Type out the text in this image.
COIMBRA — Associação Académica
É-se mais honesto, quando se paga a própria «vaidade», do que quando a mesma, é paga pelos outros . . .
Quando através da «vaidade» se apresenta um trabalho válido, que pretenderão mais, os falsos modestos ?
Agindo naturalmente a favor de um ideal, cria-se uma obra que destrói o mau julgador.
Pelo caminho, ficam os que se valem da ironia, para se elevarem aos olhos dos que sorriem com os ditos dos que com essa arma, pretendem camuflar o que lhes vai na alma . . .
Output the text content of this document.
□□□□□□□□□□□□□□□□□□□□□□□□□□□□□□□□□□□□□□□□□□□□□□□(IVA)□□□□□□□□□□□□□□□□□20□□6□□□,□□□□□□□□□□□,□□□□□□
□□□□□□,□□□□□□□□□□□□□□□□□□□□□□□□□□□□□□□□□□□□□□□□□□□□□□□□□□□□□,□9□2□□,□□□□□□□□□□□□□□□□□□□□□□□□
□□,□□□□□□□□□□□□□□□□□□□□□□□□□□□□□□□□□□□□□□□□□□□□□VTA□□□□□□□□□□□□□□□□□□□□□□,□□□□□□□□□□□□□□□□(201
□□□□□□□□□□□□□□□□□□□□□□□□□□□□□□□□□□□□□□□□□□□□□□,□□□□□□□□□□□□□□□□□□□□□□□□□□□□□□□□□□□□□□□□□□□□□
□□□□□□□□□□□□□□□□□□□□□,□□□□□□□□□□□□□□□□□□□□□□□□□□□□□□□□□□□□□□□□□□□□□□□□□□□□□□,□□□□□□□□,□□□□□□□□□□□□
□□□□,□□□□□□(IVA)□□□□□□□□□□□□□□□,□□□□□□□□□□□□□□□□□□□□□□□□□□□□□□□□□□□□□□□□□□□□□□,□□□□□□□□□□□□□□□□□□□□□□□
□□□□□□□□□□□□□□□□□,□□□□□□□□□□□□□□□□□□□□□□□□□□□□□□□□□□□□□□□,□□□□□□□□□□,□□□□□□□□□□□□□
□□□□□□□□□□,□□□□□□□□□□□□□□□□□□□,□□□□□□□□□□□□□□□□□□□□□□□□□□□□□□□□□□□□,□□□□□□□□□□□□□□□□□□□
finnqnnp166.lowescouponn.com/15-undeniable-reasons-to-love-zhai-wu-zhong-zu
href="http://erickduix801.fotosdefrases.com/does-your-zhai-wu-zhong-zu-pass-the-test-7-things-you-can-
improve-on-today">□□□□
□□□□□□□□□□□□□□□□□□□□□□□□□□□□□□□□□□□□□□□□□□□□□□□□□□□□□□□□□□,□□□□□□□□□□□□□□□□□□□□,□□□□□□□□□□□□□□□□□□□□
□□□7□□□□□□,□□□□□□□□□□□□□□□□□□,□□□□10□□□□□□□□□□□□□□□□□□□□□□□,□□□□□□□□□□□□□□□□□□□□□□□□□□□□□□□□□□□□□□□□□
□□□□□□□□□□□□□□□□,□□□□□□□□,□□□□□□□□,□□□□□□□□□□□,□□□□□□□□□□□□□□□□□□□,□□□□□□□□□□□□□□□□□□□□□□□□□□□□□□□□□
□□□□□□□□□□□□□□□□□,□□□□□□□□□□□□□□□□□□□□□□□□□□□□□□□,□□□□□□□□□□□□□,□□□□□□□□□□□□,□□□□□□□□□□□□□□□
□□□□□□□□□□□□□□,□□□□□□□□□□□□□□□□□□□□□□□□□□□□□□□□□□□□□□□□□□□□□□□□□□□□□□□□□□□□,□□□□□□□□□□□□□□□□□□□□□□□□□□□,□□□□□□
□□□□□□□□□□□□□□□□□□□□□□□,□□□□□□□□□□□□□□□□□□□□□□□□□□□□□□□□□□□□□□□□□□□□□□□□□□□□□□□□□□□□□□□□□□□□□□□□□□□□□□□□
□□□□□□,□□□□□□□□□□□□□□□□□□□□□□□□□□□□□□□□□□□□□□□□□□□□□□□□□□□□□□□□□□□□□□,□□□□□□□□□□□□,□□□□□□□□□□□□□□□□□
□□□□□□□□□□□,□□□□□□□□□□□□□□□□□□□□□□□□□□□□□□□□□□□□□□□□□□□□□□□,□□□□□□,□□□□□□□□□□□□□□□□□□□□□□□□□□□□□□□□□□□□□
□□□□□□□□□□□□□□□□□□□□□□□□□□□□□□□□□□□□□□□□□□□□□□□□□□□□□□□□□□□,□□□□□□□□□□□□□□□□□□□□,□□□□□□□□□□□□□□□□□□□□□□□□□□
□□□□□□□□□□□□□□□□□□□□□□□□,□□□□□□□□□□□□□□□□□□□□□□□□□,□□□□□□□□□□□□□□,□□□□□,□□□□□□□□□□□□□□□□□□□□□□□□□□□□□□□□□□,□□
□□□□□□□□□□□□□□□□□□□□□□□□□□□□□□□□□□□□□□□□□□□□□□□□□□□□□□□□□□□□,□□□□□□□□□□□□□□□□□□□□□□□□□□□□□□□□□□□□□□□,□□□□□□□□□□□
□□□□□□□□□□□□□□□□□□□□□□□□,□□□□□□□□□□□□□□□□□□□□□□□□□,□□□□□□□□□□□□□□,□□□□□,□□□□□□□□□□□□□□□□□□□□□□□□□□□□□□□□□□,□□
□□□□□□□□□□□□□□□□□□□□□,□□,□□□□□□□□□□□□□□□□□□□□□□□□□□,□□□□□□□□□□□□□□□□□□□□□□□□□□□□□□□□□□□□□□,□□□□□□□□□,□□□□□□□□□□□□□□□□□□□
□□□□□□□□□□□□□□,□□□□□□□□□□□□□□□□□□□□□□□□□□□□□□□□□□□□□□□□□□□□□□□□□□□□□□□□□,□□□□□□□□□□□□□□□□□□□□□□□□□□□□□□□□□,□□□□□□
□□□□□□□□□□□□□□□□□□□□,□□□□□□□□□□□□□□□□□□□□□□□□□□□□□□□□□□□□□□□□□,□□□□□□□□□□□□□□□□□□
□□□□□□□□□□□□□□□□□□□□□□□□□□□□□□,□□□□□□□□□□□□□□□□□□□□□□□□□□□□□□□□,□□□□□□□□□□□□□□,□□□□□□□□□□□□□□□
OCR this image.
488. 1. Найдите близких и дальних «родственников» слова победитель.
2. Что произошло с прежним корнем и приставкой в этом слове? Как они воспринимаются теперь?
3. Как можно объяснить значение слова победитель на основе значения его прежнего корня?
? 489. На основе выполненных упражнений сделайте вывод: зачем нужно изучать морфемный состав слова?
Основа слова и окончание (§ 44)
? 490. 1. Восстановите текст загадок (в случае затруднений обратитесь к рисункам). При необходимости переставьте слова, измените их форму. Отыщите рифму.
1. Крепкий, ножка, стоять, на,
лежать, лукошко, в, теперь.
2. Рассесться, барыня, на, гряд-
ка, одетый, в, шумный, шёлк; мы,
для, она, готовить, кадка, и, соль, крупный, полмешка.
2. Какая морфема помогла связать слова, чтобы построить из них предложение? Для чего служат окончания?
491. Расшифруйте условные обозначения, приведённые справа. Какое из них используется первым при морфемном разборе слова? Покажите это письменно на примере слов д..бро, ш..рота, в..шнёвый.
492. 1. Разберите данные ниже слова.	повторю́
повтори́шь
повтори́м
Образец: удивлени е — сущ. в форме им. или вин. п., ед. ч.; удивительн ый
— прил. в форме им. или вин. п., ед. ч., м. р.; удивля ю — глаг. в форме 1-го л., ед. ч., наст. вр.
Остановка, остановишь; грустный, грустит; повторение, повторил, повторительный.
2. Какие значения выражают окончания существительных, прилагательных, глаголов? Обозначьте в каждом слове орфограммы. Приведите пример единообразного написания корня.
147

■ ■ ■ ■ ■

* _WHAT YOU ARE ASKED TO DO_
Produce an exact copy of the whole listing.

* _ANSWER TO THIS EXERCISE_
Type out the text in this image.
COIMBRA — Associação Académica
É-se mais honesto, quando se paga a própria «vaidade», do que quando a mesma, é paga pelos outros . . .
Quando através da «vaidade» se apresenta um trabalho válido, que pretenderão mais, os falsos modestos ?
Agindo naturalmente a favor de um ideal, cria-se uma obra que destrói o mau julgador.
Pelo caminho, ficam os que se valem da ironia, para se elevarem aos olhos dos que sorriem com os ditos dos que com essa arma, pretendem camuflar o que lhes vai na alma . . .
Output the text content of this document.
□□□□□□□□□□□□□□□□□□□□□□□□□□□□□□□□□□□□□□□□□□□□□□□(IVA)□□□□□□□□□□□□□□□□□20□□6□□□,□□□□□□□□□□□,□□□□□□
□□□□□□,□□□□□□□□□□□□□□□□□□□□□□□□□□□□□□□□□□□□□□□□□□□□□□□□□□□□□,□9□2□□,□□□□□□□□□□□□□□□□□□□□□□□□
□□,□□□□□□□□□□□□□□□□□□□□□□□□□□□□□□□□□□□□□□□□□□□□□VTA□□□□□□□□□□□□□□□□□□□□□□,□□□□□□□□□□□□□□□□(201
□□□□□□□□□□□□□□□□□□□□□□□□□□□□□□□□□□□□□□□□□□□□□□,□□□□□□□□□□□□□□□□□□□□□□□□□□□□□□□□□□□□□□□□□□□□□
□□□□□□□□□□□□□□□□□□□□□,□□□□□□□□□□□□□□□□□□□□□□□□□□□□□□□□□□□□□□□□□□□□□□□□□□□□□□,□□□□□□□□,□□□□□□□□□□□□
□□□□,□□□□□□(IVA)□□□□□□□□□□□□□□□,□□□□□□□□□□□□□□□□□□□□□□□□□□□□□□□□□□□□□□□□□□□□□□,□□□□□□□□□□□□□□□□□□□□□□□
□□□□□□□□□□□□□□□□□,□□□□□□□□□□□□□□□□□□□□□□□□□□□□□□□□□□□□□□□,□□□□□□□□□□,□□□□□□□□□□□□□
□□□□□□□□□□,□□□□□□□□□□□□□□□□□□□,□□□□□□□□□□□□□□□□□□□□□□□□□□□□□□□□□□□□,□□□□□□□□□□□□□□□□□□□
finnqnnp166.lowescouponn.com/15-undeniable-reasons-to-love-zhai-wu-zhong-zu
href="http://erickduix801.fotosdefrases.com/does-your-zhai-wu-zhong-zu-pass-the-test-7-things-you-can-
improve-on-today">□□□□
□□□□□□□□□□□□□□□□□□□□□□□□□□□□□□□□□□□□□□□□□□□□□□□□□□□□□□□□□□,□□□□□□□□□□□□□□□□□□□□,□□□□□□□□□□□□□□□□□□□□
□□□7□□□□□□,□□□□□□□□□□□□□□□□□□,□□□□10□□□□□□□□□□□□□□□□□□□□□□□,□□□□□□□□□□□□□□□□□□□□□□□□□□□□□□□□□□□□□□□□□
□□□□□□□□□□□□□□□□,□□□□□□□□,□□□□□□□□,□□□□□□□□□□□,□□□□□□□□□□□□□□□□□□□,□□□□□□□□□□□□□□□□□□□□□□□□□□□□□□□□□
□□□□□□□□□□□□□□□□□,□□□□□□□□□□□□□□□□□□□□□□□□□□□□□□□,□□□□□□□□□□□□□,□□□□□□□□□□□□,□□□□□□□□□□□□□□□
□□□□□□□□□□□□□□,□□□□□□□□□□□□□□□□□□□□□□□□□□□□□□□□□□□□□□□□□□□□□□□□□□□□□□□□□□□□,□□□□□□□□□□□□□□□□□□□□□□□□□□□,□□□□□□
□□□□□□□□□□□□□□□□□□□□□□□,□□□□□□□□□□□□□□□□□□□□□□□□□□□□□□□□□□□□□□□□□□□□□□□□□□□□□□□□□□□□□□□□□□□□□□□□□□□□□□□□
□□□□□□,□□□□□□□□□□□□□□□□□□□□□□□□□□□□□□□□□□□□□□□□□□□□□□□□□□□□□□□□□□□□□□,□□□□□□□□□□□□,□□□□□□□□□□□□□□□□□
□□□□□□□□□□□,□□□□□□□□□□□□□□□□□□□□□□□□□□□□□□□□□□□□□□□□□□□□□□□,□□□□□□,□□□□□□□□□□□□□□□□□□□□□□□□□□□□□□□□□□□□□
□□□□□□□□□□□□□□□□□□□□□□□□□□□□□□□□□□□□□□□□□□□□□□□□□□□□□□□□□□□,□□□□□□□□□□□□□□□□□□□□,□□□□□□□□□□□□□□□□□□□□□□□□□□
□□□□□□□□□□□□□□□□□□□□□□□□,□□□□□□□□□□□□□□□□□□□□□□□□□,□□□□□□□□□□□□□□,□□□□□,□□□□□□□□□□□□□□□□□□□□□□□□□□□□□□□□□□,□□
□□□□□□□□□□□□□□□□□□□□□□□□□□□□□□□□□□□□□□□□□□□□□□□□□□□□□□□□□□□□,□□□□□□□□□□□□□□□□□□□□□□□□□□□□□□□□□□□□□□□,□□□□□□□□□□□
□□□□□□□□□□□□□□□□□□□□□□□□,□□□□□□□□□□□□□□□□□□□□□□□□□,□□□□□□□□□□□□□□,□□□□□,□□□□□□□□□□□□□□□□□□□□□□□□□□□□□□□□□□,□□
□□□□□□□□□□□□□□□□□□□□□,□□,□□□□□□□□□□□□□□□□□□□□□□□□□□,□□□□□□□□□□□□□□□□□□□□□□□□□□□□□□□□□□□□□□,□□□□□□□□□,□□□□□□□□□□□□□□□□□□□
□□□□□□□□□□□□□□,□□□□□□□□□□□□□□□□□□□□□□□□□□□□□□□□□□□□□□□□□□□□□□□□□□□□□□□□□,□□□□□□□□□□□□□□□□□□□□□□□□□□□□□□□□□,□□□□□□
□□□□□□□□□□□□□□□□□□□□,□□□□□□□□□□□□□□□□□□□□□□□□□□□□□□□□□□□□□□□□□,□□□□□□□□□□□□□□□□□□
□□□□□□□□□□□□□□□□□□□□□□□□□□□□□□,□□□□□□□□□□□□□□□□□□□□□□□□□□□□□□□□,□□□□□□□□□□□□□□,□□□□□□□□□□□□□□□
OCR this image.
488. 1. Найдите близких и дальних «родственников» слова победитель.
2. Что произошло с прежним корнем и приставкой в этом слове? Как они воспринимаются теперь?
3. Как можно объяснить значение слова победитель на основе значения его прежнего корня?
? 489. На основе выполненных упражнений сделайте вывод: зачем нужно изучать морфемный состав слова?
Основа слова и окончание (§ 44)
? 490. 1. Восстановите текст загадок (в случае затруднений обратитесь к рисункам). При необходимости переставьте слова, измените их форму. Отыщите рифму.
1. Крепкий, ножка, стоять, на,
лежать, лукошко, в, теперь.
2. Рассесться, барыня, на, гряд-
ка, одетый, в, шумный, шёлк; мы,
для, она, готовить, кадка, и, соль, крупный, полмешка.
2. Какая морфема помогла связать слова, чтобы построить из них предложение? Для чего служат окончания?
491. Расшифруйте условные обозначения, приведённые справа. Какое из них используется первым при морфемном разборе слова? Покажите это письменно на примере слов д..бро, ш..рота, в..шнёвый.
492. 1. Разберите данные ниже слова.	повторю́
повтори́шь
повтори́м
Образец: удивлени е — сущ. в форме им. или вин. п., ед. ч.; удивительн ый
— прил. в форме им. или вин. п., ед. ч., м. р.; удивля ю — глаг. в форме 1-го л., ед. ч., наст. вр.
Остановка, остановишь; грустный, грустит; повторение, повторил, повторительный.
2. Какие значения выражают окончания существительных, прилагательных, глаголов? Обозначьте в каждом слове орфограммы. Приведите пример единообразного написания корня.
147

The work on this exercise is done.